Exercise text
Mecutchen v. Gigous

132 A. 425, 150 Md. 79, 1926 Md. LEXIS 10
CourtCourt of Appeals of Maryland
DecidedFebruary 19, 1926
StatusPublished
Cited by19 cases

This text of 132 A. 425 (Mecutchen v. Gigous) is published on Counsel Stack Legal Research, covering Court of Appeals of Maryland primary law. Counsel Stack provides free access to over 12 million legal documents including statutes, case law, regulations, and constitutions.

Bluebook
Mecutchen v. Gigous, 132 A. 425, 150 Md. 79, 1926 Md. LEXIS 10 (Md. 1926).

Opinion

Bond, C. J.,

delivered the opinion of the Court.

The chief question brought up by this appeal is one of the legal sufficiency of evidence produced by the caveatrix of a will, as proof of mental incompetency of the testatrix or of the procurement of the will by undue influence. The testatrix, Mrs. Jemima Bartlett, a widow about seventy-six years old, living at Brentwood, in Prince George’s County, had one daughter, Mrs. Mecutchen, who has been of weak mind for thirty-one or thirty-two years, required to resort to a sanitarium at irregular intervals, and of late years *81 almost continuously confined there. She was confined to the sanitarium at the time of trial. The mother, Mrs. Bartlett, was possessed of an estate, of both real and personal property, of a total value, as appraised, of $56,093.42. She executed hqr will on July 15th, 1924, at the house1 of a1, Mr. Winter Gigous, where she was then living, in the presence of three witnesses: Lloyd V. Moxley, of Brentwood; Judge Isaac D. Arnold, of Brentwood; E. G. Lorenz, of Washington, D. C., and of Mr. Max Bhoade, an attorney. The evidence of the caveatrix (the defendants were not required to produce any) shows that Mrs. Bartlett had the will on the table, by her side, when the witnesses were there, that she was asked by Mr. Bhoade whether she knew the contents, and answered, “I know every word of it.” Moxley, the only witness to the will who was called by the caveatrix to testify, said she talked, while waiting, of her old home in England, and the pleasant days she had spent in her old home at Brentwood. And, in response to a direct question as to the decedent’s mental condition at the time, Moxley answered, “With all fairness to everyone concerned in this case, at that particular time, as I said before, gentlemen of the jury, she appeared to be mentally sound, just at that time. I could not say whether she was before or what her condition was after.” So much covers the testimony of the execution of the will.1 Mrs. Bartlett died five months later, on December 13th, 1924, and the will was admitted to probate by the register of wills, during recess of the orphans’ court, five days later, on December 18th, 1924. The orphans' court ratified the probate on December 23rd, 1924.

The will gave three small legacies of $500 each, one to a sister, one to a Dr. Mary Parsons of Washington, and one to the town of Brentwood for fire-fighting facilities; and two legacies of $100 each to Sophia Bandall and Frank Johnson, brother of the testatrix. Then followed a legacy of $10,000 to Mrs. Florence E. Gigous, described by the testatrix as her “beloved friend,” and one whom she had intimately known for ten years, and had known nine years *82 before that, and with whom Mrs. Bartlett lived for the last two years of her life. An explanation was inserted, that conditions in Mrs. Bartlett’s own home had, by reason of the daughter’s unfortunate mental disease, become intolerable, and that the mother avoided these by moving into the Gigous household. In the event that Florence E. Gigous should die before the testatrix the amount was to go to her husband; and, if both should die before the testatrix, it was to go to those who would take their personal estates upon intestacy. The residue, after that legacy of $10,000, was to be placed in trust (Winter Gigous and the Fidelity Trust Company, trustees) to pay $100 a month to the daughter or her guardian or committee, the principal, however, to be used if needed, without power of anticipation, and, in addition, such sum or sums a's might be reasonably and absolutely necessary for medical treatment, the necessity being certified by three physicians.

Page layout parsing records
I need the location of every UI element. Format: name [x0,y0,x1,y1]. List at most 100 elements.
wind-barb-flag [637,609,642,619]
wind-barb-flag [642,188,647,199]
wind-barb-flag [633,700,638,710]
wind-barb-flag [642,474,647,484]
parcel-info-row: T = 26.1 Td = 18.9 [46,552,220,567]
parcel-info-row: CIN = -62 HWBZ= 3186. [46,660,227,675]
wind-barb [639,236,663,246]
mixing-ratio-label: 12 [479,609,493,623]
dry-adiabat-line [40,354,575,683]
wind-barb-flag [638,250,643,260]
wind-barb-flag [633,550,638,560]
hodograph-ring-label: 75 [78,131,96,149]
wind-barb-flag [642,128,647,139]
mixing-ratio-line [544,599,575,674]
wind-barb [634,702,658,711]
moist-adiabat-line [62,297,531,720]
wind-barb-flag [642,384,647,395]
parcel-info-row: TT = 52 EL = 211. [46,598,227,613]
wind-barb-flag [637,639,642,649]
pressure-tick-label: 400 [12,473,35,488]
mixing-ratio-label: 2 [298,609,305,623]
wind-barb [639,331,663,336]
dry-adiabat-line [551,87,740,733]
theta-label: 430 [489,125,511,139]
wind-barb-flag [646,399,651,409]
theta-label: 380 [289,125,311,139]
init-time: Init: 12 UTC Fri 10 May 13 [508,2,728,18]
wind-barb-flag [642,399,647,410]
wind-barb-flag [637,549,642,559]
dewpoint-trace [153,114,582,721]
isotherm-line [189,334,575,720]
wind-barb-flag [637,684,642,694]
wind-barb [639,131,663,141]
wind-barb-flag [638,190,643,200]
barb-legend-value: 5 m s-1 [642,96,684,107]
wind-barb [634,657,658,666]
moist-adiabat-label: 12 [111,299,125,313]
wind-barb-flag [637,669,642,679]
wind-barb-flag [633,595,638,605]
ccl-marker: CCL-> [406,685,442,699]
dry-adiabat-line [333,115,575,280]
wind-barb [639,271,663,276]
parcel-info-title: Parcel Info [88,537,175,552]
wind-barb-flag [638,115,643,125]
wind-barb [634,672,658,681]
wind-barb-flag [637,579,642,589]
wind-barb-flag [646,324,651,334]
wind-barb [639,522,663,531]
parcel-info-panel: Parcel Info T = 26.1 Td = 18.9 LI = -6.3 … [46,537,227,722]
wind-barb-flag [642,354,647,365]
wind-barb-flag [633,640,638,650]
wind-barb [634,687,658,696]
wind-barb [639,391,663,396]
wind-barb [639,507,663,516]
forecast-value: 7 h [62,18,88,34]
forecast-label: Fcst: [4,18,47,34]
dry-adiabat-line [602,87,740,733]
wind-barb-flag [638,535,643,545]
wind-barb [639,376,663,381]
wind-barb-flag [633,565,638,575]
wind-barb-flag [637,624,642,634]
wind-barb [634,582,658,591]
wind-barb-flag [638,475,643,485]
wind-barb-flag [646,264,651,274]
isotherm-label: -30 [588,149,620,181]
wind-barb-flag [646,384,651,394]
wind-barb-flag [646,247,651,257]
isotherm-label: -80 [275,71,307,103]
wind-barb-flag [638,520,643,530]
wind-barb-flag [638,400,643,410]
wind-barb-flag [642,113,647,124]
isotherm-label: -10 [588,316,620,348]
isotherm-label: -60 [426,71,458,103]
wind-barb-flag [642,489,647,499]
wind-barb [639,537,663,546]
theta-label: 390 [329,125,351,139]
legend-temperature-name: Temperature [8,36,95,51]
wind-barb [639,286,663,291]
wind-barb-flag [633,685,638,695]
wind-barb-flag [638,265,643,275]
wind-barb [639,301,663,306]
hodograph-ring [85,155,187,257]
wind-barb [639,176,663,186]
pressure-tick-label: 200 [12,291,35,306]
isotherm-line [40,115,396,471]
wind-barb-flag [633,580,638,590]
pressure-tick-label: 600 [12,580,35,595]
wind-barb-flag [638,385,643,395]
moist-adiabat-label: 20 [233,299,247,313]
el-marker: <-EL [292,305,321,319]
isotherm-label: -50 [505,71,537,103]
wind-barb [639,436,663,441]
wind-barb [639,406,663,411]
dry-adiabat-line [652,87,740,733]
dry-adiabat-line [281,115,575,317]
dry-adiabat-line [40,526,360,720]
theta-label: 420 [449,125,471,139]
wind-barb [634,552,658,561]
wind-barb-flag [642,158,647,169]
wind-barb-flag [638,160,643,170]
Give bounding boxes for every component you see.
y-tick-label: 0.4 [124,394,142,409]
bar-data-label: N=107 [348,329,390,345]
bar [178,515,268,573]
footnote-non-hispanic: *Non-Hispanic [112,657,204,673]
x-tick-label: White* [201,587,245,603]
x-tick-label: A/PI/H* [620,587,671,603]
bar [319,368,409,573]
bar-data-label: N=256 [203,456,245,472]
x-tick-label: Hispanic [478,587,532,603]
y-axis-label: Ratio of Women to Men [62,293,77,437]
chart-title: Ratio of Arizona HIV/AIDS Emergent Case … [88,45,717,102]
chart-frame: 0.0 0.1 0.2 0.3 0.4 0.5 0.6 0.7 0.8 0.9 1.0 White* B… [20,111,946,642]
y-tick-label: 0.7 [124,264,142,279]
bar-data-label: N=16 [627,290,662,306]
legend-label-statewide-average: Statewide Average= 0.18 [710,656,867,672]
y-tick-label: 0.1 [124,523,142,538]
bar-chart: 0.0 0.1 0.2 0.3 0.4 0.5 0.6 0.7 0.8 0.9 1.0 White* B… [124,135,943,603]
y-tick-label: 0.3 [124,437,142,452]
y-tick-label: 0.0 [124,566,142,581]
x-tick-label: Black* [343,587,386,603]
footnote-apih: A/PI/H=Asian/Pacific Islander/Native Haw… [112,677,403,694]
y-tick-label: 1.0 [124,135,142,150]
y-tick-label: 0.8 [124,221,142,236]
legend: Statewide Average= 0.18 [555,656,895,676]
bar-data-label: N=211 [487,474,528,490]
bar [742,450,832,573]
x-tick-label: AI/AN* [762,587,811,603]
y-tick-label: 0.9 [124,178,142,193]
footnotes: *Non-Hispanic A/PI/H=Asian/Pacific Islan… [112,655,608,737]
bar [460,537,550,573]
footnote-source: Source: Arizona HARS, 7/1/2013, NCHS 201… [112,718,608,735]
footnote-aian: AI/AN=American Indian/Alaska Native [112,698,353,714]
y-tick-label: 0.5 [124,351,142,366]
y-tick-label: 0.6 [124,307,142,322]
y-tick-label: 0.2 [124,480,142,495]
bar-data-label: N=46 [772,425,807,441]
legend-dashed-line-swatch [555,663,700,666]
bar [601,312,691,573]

Required action 1
Using the court opinion, answer the following:
(a) About how old was Mrs. Bartlett?
(b) On what date did Mrs. Bartlett die?
(c) What monthly sum was the trust to pay to the daughter or her guardian or committee?
Required action 2
Proceed with the court opinion, writing on from its last sentence.
You can leave the records aside, since none of the work depends on them.

Result 1
(a) About seventy-six years old.
(b) December 13th, 1924.
(c) $100 a month.

Result 2
There follows a recital that the daughter’s condition, as the mother is advised, is permanent and practically incurable, and that because of it the provisions of the will for her benefit have been limited to such incolme and provisions as the testatrix deems reasonable for her support. And for the same reason trustees are authorized to suspend and cease making payments to her personally if her mental condition makes it inimical and undesirable in her own welfare, the amounts then to be paid out on her behalf, instead. At the daughter’s death all the property, with any unexpended income, Wa's to be paid over to Mr. and Mrs. Gigous, or if they should then be dead, to their next of kin. Winter Gigous and the Fidelity Trust Company were named as executors and trustees.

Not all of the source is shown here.